_Directions_. Look through the lines below and state how many hold the word "JSON". Write only the number.

_The input_.
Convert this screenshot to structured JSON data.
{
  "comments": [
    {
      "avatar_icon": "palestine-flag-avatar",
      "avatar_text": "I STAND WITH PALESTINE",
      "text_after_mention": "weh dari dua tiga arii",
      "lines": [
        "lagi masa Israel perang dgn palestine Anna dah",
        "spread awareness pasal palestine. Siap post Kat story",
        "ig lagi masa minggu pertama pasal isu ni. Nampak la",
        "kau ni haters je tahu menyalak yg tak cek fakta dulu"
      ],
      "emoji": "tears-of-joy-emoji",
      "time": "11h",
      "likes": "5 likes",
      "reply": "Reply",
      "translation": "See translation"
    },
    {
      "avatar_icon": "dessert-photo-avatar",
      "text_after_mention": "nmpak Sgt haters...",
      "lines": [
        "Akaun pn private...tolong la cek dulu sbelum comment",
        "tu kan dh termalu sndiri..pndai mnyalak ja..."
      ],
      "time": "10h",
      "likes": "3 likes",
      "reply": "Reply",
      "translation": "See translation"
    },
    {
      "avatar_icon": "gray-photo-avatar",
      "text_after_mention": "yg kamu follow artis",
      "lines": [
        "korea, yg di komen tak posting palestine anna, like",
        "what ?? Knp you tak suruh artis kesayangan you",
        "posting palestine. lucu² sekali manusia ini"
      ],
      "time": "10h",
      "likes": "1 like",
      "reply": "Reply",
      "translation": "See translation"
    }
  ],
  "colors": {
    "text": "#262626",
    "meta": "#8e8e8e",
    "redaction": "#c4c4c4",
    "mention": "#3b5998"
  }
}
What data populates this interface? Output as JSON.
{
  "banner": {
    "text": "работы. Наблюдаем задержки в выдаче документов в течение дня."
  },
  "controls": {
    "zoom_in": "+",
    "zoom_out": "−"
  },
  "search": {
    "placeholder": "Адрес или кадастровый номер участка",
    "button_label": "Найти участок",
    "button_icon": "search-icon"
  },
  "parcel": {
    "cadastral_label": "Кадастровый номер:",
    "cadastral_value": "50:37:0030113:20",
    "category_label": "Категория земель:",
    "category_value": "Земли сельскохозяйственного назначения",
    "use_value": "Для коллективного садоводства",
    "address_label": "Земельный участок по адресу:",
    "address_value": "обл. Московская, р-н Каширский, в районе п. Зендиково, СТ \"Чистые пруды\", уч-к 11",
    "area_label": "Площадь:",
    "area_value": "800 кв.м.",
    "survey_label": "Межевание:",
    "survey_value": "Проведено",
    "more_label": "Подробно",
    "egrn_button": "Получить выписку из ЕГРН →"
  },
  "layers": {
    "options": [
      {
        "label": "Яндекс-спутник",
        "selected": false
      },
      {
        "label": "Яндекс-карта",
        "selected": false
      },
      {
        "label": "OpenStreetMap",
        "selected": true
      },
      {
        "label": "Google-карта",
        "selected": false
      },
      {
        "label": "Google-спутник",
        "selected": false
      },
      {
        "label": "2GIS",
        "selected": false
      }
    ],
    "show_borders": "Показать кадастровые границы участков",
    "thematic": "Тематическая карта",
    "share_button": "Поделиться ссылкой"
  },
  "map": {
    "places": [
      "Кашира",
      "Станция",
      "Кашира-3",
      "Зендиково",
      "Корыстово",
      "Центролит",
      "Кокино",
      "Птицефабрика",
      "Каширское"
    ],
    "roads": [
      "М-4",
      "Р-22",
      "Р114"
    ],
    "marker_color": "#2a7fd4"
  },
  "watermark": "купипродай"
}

_Output of the task_. 2